Lines containing "category" are to be counted. Give the number and nothing more.

[Records that describe figures]
○ ○ ○ ○
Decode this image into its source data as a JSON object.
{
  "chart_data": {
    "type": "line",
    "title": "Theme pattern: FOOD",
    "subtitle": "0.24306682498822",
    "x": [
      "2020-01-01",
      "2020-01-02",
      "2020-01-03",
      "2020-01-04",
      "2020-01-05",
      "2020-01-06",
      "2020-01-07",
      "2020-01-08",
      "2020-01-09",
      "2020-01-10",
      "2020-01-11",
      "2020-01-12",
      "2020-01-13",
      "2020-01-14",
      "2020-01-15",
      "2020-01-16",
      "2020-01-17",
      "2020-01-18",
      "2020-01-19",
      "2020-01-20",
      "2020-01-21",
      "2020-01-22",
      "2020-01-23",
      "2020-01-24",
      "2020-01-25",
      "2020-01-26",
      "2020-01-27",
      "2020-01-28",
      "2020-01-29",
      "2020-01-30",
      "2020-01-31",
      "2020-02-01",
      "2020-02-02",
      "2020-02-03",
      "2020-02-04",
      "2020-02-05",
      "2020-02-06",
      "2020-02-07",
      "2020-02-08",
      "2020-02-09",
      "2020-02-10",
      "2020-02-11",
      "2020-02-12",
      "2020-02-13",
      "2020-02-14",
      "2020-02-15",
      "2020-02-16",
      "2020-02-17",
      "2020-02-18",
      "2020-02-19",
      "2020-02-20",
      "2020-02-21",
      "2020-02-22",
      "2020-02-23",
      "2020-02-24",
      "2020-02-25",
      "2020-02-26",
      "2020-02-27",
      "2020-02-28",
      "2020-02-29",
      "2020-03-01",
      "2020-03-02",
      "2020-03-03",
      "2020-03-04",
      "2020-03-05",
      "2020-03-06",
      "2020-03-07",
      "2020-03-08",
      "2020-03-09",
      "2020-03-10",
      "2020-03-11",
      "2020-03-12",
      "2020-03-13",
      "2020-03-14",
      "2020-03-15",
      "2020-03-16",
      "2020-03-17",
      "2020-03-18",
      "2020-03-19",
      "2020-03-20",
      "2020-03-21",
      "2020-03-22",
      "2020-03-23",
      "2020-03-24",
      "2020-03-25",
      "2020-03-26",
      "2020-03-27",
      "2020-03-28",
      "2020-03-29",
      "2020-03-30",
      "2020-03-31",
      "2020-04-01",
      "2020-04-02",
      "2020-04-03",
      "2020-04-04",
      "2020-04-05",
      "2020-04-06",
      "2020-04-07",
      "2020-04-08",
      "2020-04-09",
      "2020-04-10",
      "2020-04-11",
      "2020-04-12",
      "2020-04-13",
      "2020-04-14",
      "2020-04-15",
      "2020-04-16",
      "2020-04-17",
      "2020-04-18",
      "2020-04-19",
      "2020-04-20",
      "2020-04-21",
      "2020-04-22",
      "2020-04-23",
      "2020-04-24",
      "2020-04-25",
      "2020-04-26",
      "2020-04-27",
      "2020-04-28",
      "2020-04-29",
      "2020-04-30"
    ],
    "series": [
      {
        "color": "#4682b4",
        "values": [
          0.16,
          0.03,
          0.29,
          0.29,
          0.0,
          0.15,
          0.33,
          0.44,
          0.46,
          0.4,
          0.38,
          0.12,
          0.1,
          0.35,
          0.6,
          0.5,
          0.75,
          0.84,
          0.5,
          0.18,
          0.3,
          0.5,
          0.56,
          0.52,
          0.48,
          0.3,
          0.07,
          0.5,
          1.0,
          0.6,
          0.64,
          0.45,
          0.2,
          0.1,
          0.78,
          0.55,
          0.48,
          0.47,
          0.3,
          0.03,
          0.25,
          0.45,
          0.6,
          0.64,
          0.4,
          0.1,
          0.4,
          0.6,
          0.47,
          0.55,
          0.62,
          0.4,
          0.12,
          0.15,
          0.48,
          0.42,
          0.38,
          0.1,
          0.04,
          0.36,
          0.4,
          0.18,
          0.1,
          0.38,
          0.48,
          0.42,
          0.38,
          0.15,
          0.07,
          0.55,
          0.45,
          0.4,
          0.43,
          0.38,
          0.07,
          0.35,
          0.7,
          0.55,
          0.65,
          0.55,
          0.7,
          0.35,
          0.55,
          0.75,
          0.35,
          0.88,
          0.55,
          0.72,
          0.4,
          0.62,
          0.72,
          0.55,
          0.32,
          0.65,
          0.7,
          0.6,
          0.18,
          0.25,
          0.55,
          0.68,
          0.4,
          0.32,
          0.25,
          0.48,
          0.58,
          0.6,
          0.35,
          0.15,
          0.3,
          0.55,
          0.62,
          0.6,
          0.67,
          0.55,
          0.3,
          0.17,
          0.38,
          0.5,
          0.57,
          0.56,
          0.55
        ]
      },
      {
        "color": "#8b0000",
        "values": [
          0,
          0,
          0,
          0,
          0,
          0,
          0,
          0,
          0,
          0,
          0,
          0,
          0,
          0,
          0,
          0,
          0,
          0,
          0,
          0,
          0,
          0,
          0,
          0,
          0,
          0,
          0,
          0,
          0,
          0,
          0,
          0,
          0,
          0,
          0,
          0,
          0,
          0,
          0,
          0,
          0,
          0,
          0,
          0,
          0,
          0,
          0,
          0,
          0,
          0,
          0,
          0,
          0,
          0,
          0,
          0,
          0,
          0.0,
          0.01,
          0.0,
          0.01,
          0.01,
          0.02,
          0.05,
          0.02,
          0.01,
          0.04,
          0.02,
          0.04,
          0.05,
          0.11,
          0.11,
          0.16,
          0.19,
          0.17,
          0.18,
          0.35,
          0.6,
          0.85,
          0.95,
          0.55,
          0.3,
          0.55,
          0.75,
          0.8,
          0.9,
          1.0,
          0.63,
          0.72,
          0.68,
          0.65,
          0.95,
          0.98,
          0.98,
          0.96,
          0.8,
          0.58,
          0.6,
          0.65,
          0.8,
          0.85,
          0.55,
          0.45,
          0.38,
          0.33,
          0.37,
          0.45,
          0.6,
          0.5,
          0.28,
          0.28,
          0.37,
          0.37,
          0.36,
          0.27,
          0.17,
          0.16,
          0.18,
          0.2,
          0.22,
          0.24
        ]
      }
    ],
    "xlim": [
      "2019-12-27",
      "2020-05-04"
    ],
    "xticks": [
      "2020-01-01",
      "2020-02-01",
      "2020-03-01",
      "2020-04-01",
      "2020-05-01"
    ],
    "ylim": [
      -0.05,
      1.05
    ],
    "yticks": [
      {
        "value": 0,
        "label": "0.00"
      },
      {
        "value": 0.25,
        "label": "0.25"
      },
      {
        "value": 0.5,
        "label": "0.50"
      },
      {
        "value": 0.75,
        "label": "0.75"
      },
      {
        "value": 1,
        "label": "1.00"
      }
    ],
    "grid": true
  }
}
○ ○ ○ ○
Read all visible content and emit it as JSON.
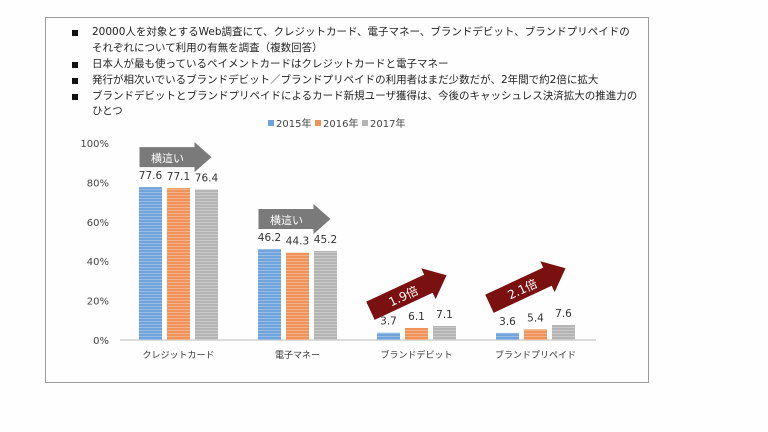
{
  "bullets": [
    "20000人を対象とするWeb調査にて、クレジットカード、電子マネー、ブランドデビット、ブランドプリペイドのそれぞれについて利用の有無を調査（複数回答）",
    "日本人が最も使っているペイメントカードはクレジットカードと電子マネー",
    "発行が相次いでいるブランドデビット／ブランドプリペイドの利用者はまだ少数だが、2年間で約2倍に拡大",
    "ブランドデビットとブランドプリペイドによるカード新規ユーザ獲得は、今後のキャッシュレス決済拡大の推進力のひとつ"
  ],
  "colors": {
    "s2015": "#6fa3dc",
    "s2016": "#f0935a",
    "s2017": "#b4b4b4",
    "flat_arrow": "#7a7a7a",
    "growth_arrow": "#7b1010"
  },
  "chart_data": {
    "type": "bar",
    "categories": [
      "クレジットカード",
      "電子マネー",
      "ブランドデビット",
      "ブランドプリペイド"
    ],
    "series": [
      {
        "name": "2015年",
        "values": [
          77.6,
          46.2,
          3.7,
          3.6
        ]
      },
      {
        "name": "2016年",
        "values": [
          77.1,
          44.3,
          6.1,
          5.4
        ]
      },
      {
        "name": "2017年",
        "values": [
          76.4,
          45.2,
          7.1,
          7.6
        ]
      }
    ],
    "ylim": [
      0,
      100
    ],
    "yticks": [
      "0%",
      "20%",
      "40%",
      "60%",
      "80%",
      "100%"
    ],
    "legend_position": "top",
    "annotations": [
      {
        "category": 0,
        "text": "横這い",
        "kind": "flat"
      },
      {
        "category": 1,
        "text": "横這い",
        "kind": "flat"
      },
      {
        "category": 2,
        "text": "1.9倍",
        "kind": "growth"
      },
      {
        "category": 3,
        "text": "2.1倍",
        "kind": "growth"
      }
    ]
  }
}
○ ○ ○ ○
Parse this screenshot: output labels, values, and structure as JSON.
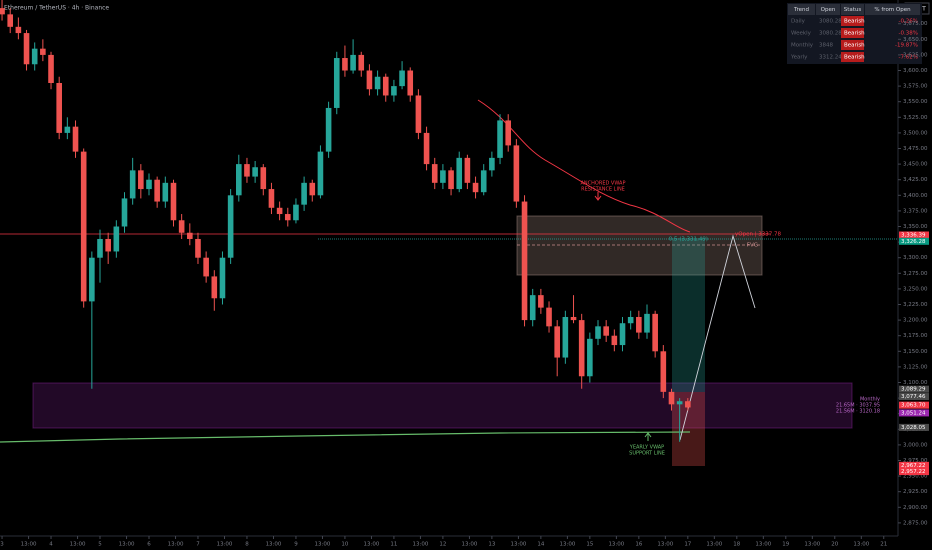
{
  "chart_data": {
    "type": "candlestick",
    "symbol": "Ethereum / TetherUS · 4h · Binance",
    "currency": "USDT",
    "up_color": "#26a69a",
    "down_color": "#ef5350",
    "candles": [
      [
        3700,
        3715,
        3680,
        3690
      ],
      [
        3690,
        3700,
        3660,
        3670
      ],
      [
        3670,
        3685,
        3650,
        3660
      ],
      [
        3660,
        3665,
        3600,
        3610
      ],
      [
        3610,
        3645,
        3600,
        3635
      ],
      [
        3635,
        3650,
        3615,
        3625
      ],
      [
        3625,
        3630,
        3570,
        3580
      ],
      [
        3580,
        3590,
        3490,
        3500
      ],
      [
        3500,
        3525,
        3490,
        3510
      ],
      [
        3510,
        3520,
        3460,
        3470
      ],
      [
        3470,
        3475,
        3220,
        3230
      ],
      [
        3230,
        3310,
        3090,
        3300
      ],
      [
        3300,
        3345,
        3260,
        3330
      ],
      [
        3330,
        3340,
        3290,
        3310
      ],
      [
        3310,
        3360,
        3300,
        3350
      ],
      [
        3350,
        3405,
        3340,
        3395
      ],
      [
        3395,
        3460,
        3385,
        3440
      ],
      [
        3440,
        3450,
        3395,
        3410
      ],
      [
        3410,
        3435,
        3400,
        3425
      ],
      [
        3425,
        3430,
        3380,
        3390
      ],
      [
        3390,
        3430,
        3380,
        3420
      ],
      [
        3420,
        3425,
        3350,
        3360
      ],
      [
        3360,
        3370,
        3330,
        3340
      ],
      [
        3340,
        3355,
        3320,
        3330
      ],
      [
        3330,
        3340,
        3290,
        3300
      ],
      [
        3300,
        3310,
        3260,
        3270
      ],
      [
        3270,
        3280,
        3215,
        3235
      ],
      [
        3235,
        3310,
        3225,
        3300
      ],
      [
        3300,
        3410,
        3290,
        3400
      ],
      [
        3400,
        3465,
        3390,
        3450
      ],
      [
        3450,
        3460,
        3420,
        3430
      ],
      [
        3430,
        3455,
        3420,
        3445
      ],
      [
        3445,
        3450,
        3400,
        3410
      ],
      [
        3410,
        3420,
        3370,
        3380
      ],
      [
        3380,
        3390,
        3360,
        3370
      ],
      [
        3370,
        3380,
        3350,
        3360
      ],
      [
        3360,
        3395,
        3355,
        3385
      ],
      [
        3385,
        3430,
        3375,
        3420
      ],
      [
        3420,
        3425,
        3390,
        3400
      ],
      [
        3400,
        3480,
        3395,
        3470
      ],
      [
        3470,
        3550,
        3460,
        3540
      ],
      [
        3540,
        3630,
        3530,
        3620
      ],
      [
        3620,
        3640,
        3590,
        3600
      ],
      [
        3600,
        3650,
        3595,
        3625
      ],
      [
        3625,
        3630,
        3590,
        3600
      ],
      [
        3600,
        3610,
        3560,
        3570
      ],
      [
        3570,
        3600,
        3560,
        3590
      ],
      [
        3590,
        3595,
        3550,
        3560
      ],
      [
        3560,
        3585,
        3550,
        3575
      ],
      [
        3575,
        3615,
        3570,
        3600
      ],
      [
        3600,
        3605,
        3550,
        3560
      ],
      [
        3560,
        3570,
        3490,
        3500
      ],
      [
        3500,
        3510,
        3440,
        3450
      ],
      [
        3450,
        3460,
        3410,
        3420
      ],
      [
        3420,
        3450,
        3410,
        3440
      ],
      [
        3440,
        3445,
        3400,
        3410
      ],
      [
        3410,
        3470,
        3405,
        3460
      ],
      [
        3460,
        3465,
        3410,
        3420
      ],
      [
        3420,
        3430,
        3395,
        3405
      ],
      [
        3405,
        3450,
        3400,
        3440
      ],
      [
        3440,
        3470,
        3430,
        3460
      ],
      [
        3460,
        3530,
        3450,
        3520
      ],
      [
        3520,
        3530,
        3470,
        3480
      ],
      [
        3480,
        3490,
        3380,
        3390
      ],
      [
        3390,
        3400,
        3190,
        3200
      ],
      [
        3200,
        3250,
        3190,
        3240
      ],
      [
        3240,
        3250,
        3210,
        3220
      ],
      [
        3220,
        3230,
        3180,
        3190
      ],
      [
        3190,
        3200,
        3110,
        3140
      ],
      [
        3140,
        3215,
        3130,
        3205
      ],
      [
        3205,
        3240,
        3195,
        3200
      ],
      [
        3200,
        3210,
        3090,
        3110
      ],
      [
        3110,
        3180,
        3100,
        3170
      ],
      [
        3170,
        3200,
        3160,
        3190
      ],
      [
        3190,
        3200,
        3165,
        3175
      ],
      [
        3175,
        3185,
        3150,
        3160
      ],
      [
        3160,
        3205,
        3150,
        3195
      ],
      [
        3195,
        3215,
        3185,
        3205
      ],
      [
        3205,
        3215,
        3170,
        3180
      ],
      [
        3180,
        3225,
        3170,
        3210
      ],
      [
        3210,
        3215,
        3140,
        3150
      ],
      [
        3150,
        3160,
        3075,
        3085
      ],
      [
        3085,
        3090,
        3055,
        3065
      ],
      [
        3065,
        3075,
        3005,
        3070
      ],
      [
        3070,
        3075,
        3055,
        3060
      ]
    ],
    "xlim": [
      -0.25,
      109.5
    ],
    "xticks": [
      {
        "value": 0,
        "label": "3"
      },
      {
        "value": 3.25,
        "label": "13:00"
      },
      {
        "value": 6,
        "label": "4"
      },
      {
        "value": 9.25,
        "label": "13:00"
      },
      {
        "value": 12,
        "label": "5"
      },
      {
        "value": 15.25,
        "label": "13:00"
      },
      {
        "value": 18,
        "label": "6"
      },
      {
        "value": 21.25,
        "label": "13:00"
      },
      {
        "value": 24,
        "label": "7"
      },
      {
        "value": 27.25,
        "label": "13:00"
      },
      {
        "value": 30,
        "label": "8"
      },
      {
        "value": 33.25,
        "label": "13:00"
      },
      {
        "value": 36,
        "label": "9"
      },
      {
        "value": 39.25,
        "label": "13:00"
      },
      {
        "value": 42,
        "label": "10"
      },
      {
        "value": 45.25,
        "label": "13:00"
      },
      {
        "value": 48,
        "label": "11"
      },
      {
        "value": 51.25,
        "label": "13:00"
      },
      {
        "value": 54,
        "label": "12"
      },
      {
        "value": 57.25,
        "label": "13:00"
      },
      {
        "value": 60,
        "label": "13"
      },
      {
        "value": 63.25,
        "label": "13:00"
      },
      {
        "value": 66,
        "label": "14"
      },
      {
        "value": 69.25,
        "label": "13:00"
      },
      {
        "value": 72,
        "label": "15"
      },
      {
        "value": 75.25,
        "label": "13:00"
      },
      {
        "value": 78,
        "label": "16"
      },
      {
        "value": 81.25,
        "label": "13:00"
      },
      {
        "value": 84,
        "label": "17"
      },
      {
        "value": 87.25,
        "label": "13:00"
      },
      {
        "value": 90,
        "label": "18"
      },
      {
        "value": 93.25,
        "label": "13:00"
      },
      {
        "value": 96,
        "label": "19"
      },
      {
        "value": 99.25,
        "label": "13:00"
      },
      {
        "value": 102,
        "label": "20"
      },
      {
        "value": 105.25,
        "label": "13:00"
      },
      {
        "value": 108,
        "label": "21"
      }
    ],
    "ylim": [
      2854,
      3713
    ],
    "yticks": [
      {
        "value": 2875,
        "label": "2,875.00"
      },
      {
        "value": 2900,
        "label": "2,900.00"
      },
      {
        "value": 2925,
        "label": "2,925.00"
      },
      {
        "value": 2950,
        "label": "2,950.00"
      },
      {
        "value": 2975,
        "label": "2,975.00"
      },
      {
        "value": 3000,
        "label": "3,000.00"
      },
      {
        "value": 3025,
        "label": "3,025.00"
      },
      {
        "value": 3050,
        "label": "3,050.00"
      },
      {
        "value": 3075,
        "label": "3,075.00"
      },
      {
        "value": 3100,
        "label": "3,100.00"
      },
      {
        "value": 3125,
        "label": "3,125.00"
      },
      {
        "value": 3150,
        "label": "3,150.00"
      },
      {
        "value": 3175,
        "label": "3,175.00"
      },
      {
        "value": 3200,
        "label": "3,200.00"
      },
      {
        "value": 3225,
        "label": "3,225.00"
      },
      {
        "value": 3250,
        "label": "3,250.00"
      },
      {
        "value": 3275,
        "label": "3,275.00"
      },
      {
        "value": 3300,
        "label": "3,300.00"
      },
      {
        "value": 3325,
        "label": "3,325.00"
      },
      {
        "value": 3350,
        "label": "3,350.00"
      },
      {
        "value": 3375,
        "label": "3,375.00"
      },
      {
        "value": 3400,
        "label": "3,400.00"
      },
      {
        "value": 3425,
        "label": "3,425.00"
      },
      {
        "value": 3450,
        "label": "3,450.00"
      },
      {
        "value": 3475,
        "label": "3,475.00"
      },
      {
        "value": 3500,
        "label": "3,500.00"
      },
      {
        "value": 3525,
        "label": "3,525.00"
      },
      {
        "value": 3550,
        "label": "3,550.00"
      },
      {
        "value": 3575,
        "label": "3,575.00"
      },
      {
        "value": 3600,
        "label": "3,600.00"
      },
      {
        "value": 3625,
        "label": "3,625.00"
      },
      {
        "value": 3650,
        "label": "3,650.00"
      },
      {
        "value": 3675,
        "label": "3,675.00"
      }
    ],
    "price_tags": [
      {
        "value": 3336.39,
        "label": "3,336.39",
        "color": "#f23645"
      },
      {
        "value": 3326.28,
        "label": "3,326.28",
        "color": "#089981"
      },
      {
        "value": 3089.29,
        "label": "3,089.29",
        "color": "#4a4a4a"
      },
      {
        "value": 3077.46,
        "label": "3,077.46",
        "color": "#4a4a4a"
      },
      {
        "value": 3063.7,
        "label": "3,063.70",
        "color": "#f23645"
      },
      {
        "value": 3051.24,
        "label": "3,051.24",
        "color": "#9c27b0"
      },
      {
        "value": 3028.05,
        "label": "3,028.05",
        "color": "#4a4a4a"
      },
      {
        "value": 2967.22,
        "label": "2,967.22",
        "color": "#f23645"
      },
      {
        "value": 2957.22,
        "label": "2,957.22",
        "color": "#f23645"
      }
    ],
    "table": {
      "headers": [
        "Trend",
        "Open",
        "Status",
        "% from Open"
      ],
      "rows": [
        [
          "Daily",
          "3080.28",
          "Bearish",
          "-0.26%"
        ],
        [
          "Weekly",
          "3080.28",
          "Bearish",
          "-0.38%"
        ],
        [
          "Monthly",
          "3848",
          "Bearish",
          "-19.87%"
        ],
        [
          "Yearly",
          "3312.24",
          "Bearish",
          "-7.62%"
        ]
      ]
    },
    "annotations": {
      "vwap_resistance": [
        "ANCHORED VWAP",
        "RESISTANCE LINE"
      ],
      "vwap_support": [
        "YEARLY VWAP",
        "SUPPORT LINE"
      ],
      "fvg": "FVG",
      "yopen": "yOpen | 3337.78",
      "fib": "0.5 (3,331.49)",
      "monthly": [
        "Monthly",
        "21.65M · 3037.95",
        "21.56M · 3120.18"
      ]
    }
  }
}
○ ○ ○ ○
### WRITTEN RESPONSE
4